-------- Information provided

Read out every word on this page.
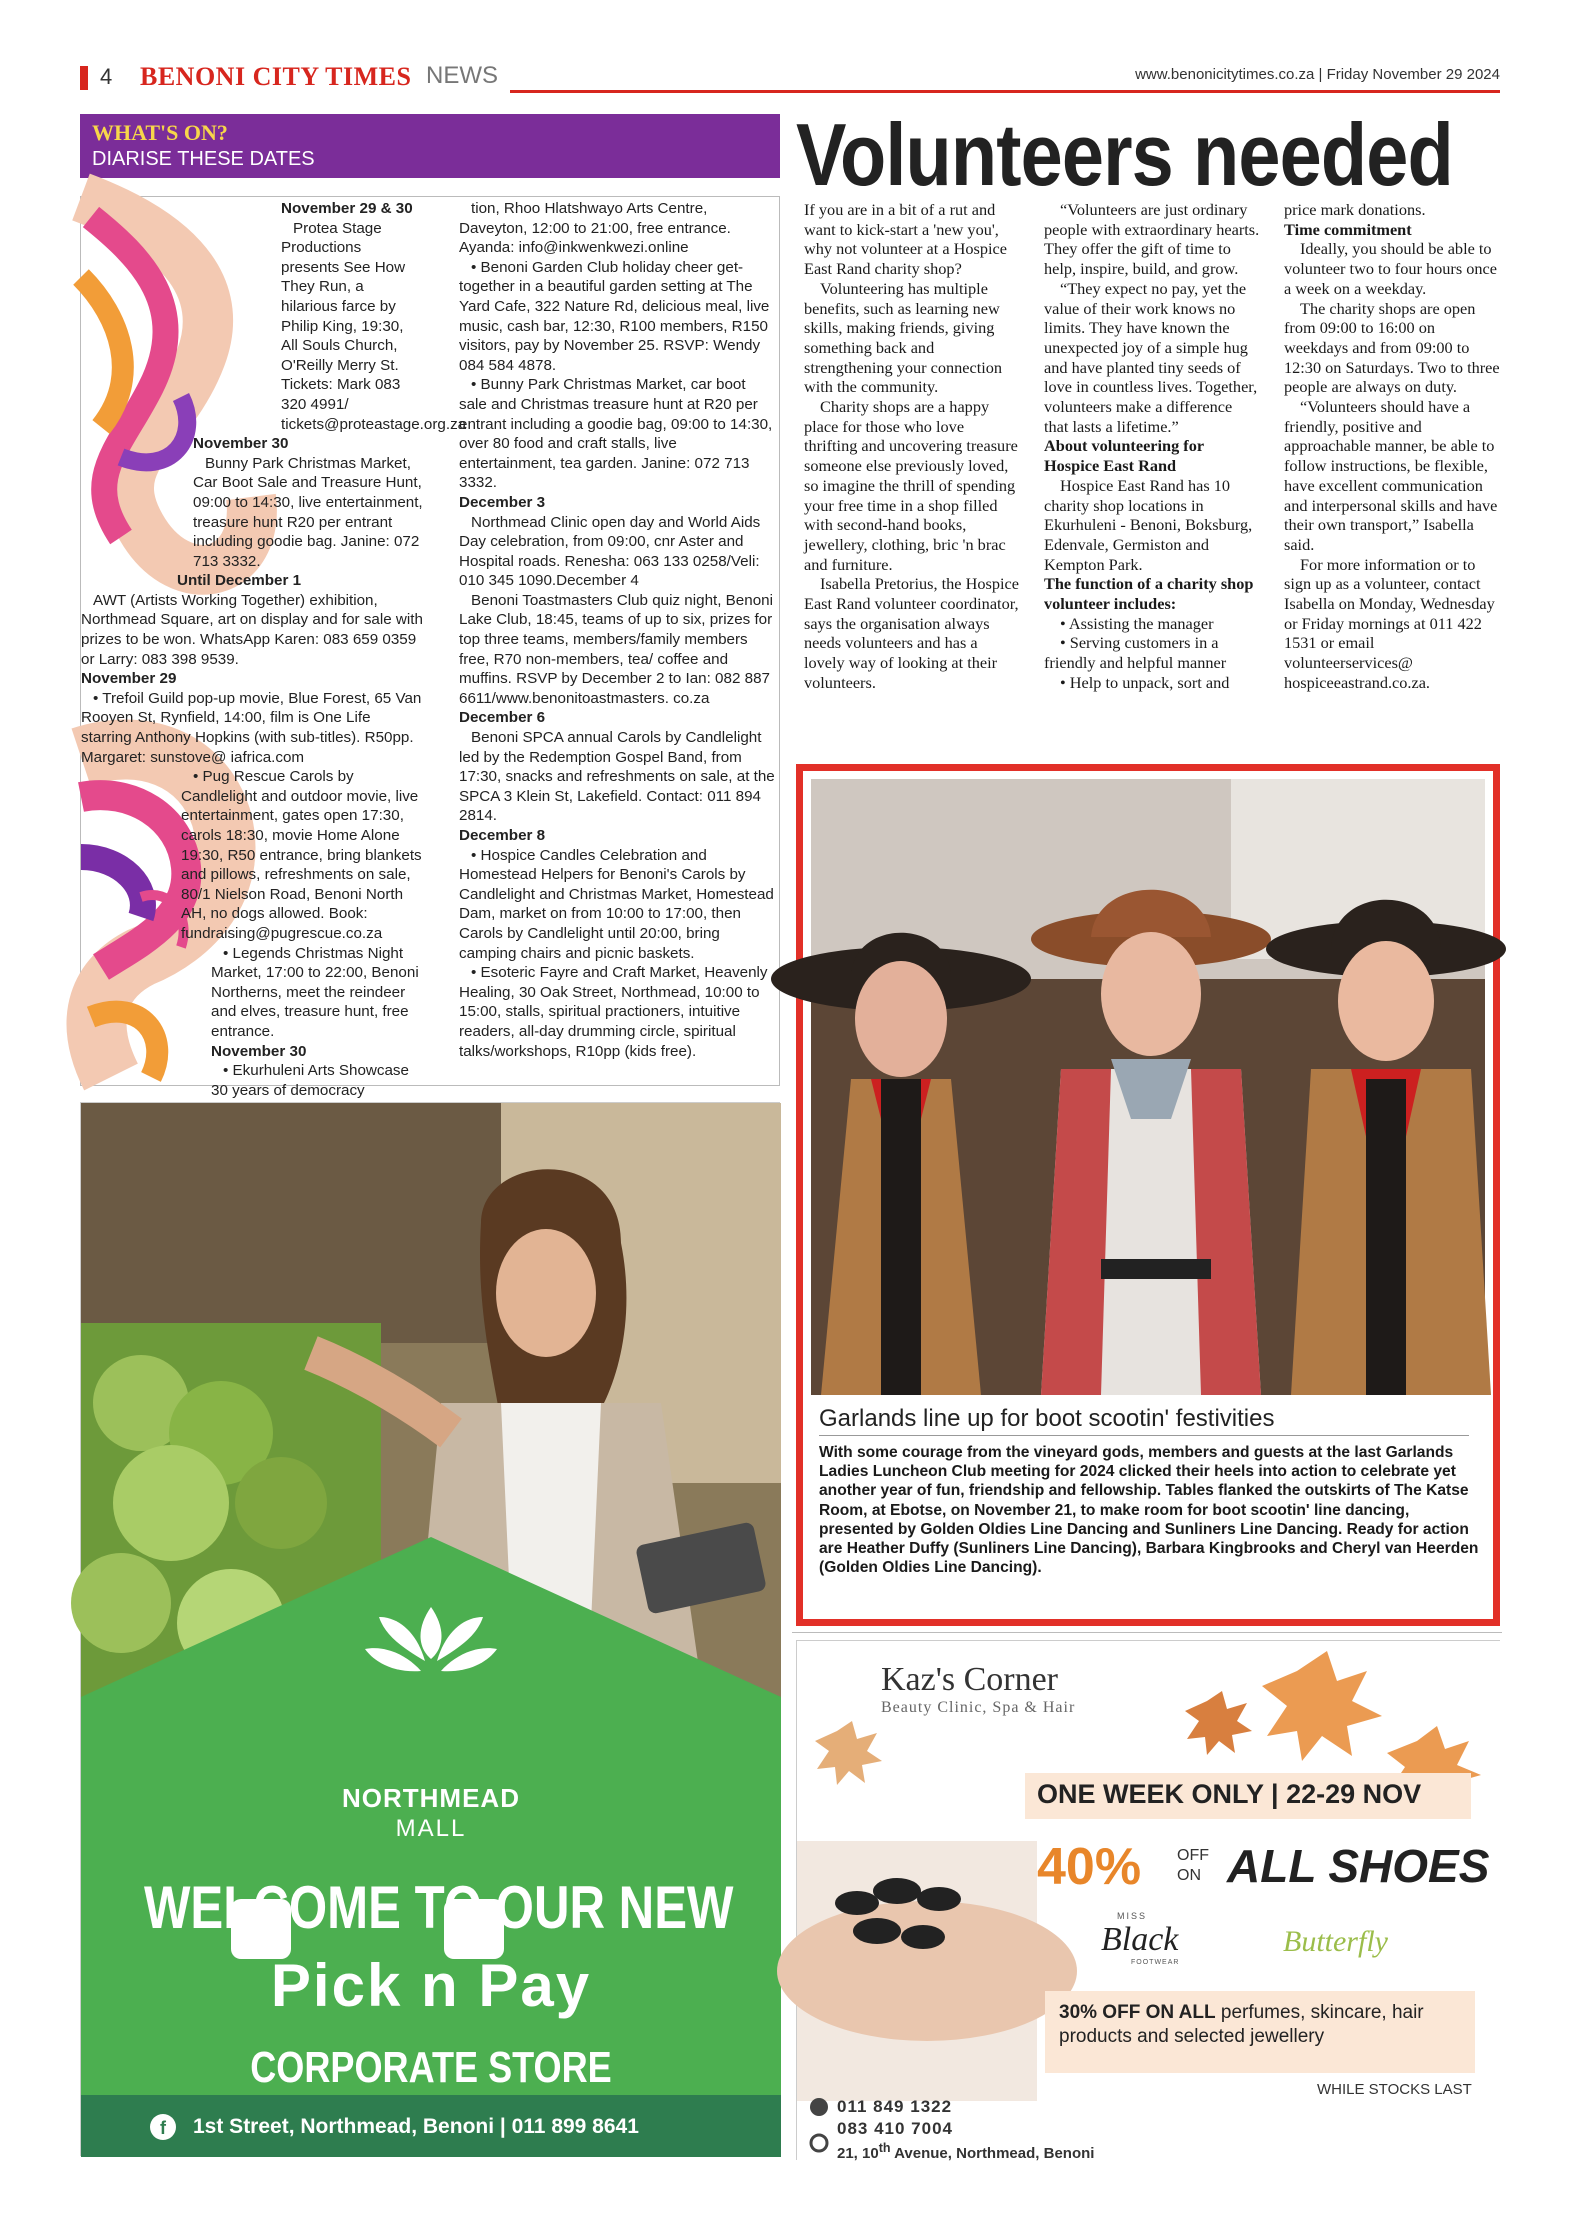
4 BENONI CITY TIMES NEWS	www.benonicitytimes.co.za | Friday November 29 2024
WHAT'S ON?
DIARISE THESE DATES

November 29 & 30

Protea Stage Productions presents See How They Run, a hilarious farce by Philip King, 19:30, All Souls Church, O'Reilly Merry St. Tickets: Mark 083 320 4991/ tickets@proteastage.org.za

November 30

Bunny Park Christmas Market, Car Boot Sale and Treasure Hunt, 09:00 to 14:30, live entertainment, treasure hunt R20 per entrant including goodie bag. Janine: 072 713 3332.

Until December 1

AWT (Artists Working Together) exhibition, Northmead Square, art on display and for sale with prizes to be won. WhatsApp Karen: 083 659 0359 or Larry: 083 398 9539.

November 29

• Trefoil Guild pop-up movie, Blue Forest, 65 Van Rooyen St, Rynfield, 14:00, film is One Life starring Anthony Hopkins (with sub-titles). R50pp. Margaret: sunstove@ iafrica.com

• Pug Rescue Carols by Candlelight and outdoor movie, live entertainment, gates open 17:30, carols 18:30, movie Home Alone 19:30, R50 entrance, bring blankets and pillows, refreshments on sale, 80/1 Nielson Road, Benoni North AH, no dogs allowed. Book: fundraising@pugrescue.co.za

• Legends Christmas Night Market, 17:00 to 22:00, Benoni Northerns, meet the reindeer and elves, treasure hunt, free entrance.

November 30

• Ekurhuleni Arts Showcase 30 years of democracy

tion, Rhoo Hlatshwayo Arts Centre, Daveyton, 12:00 to 21:00, free entrance. Ayanda: info@inkwenkwezi.online

• Benoni Garden Club holiday cheer get-together in a beautiful garden setting at The Yard Cafe, 322 Nature Rd, delicious meal, live music, cash bar, 12:30, R100 members, R150 visitors, pay by November 25. RSVP: Wendy 084 584 4878.

• Bunny Park Christmas Market, car boot sale and Christmas treasure hunt at R20 per entrant including a goodie bag, 09:00 to 14:30, over 80 food and craft stalls, live entertainment, tea garden. Janine: 072 713 3332.

December 3

Northmead Clinic open day and World Aids Day celebration, from 09:00, cnr Aster and Hospital roads. Renesha: 063 133 0258/Veli: 010 345 1090.December 4

Benoni Toastmasters Club quiz night, Benoni Lake Club, 18:45, teams of up to six, prizes for top three teams, members/family members free, R70 non-members, tea/ coffee and muffins. RSVP by December 2 to Ian: 082 887 6611/www.benonitoastmasters. co.za

December 6

Benoni SPCA annual Carols by Candlelight led by the Redemption Gospel Band, from 17:30, snacks and refreshments on sale, at the SPCA 3 Klein St, Lakefield. Contact: 011 894 2814.

December 8

• Hospice Candles Celebration and Homestead Helpers for Benoni's Carols by Candlelight and Christmas Market, Homestead Dam, market on from 10:00 to 17:00, then Carols by Candlelight until 20:00, bring camping chairs and picnic baskets.

• Esoteric Fayre and Craft Market, Heavenly Healing, 30 Oak Street, Northmead, 10:00 to 15:00, stalls, spiritual practioners, intuitive readers, all-day drumming circle, spiritual talks/workshops, R10pp (kids free).

Volunteers needed

If you are in a bit of a rut and want to kick-start a 'new you', why not volunteer at a Hospice East Rand charity shop?

Volunteering has multiple benefits, such as learning new skills, making friends, giving something back and strengthening your connection with the community.

Charity shops are a happy place for those who love thrifting and uncovering treasure someone else previously loved, so imagine the thrill of spending your free time in a shop filled with second-hand books, jewellery, clothing, bric 'n brac and furniture.

Isabella Pretorius, the Hospice East Rand volunteer coordinator, says the organisation always needs volunteers and has a lovely way of looking at their volunteers.

“Volunteers are just ordinary people with extraordinary hearts. They offer the gift of time to help, inspire, build, and grow.

“They expect no pay, yet the value of their work knows no limits. They have known the unexpected joy of a simple hug and have planted tiny seeds of love in countless lives. Together, volunteers make a difference that lasts a lifetime.”

About volunteering for Hospice East Rand

Hospice East Rand has 10 charity shop locations in Ekurhuleni - Benoni, Boksburg, Edenvale, Germiston and Kempton Park.

The function of a charity shop volunteer includes:

• Assisting the manager

• Serving customers in a friendly and helpful manner

• Help to unpack, sort and

price mark donations.

Time commitment

Ideally, you should be able to volunteer two to four hours once a week on a weekday.

The charity shops are open from 09:00 to 16:00 on weekdays and from 09:00 to 12:30 on Saturdays. Two to three people are always on duty.

“Volunteers should have a friendly, positive and approachable manner, be able to follow instructions, be flexible, have excellent communication and interpersonal skills and have their own transport,” Isabella said.

For more information or to sign up as a volunteer, contact Isabella on Monday, Wednesday or Friday mornings at 011 422 1531 or email volunteerservices@ hospiceeastrand.co.za.

Garlands line up for boot scootin' festivities
With some courage from the vineyard gods, members and guests at the last Garlands Ladies Luncheon Club meeting for 2024 clicked their heels into action to celebrate yet another year of fun, friendship and fellowship. Tables flanked the outskirts of The Katse Room, at Ebotse, on November 21, to make room for boot scootin' line dancing, presented by Golden Oldies Line Dancing and Sunliners Line Dancing. Ready for action are Heather Duffy (Sunliners Line Dancing), Barbara Kingbrooks and Cheryl van Heerden (Golden Oldies Line Dancing).
f
NORTHMEAD
MALL
WELCOME TO OUR NEW
Pick n Pay
CORPORATE STORE
1st Street, Northmead, Benoni | 011 899 8641
Kaz's Corner
Beauty Clinic, Spa & Hair
ONE WEEK ONLY | 22-29 NOV
40% OFF
ON ALL SHOES
MISS
Black
FOOTWEAR
Butterfly
30% OFF ON ALL perfumes, skincare, hair products and selected jewellery
WHILE STOCKS LAST
011 849 1322
083 410 7004
21, 10th Avenue, Northmead, Benoni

----------------

• **Task description**:
Working from the listing above, pick out every line that has "manner" and copy it.

• **Answer for this exercise**:
• Serving customers in a friendly and helpful manner
“Volunteers should have a friendly, positive and approachable manner, be able to follow instructions, be flexible, have excellent communication and interpersonal skills and have their own transport,” Isabella said.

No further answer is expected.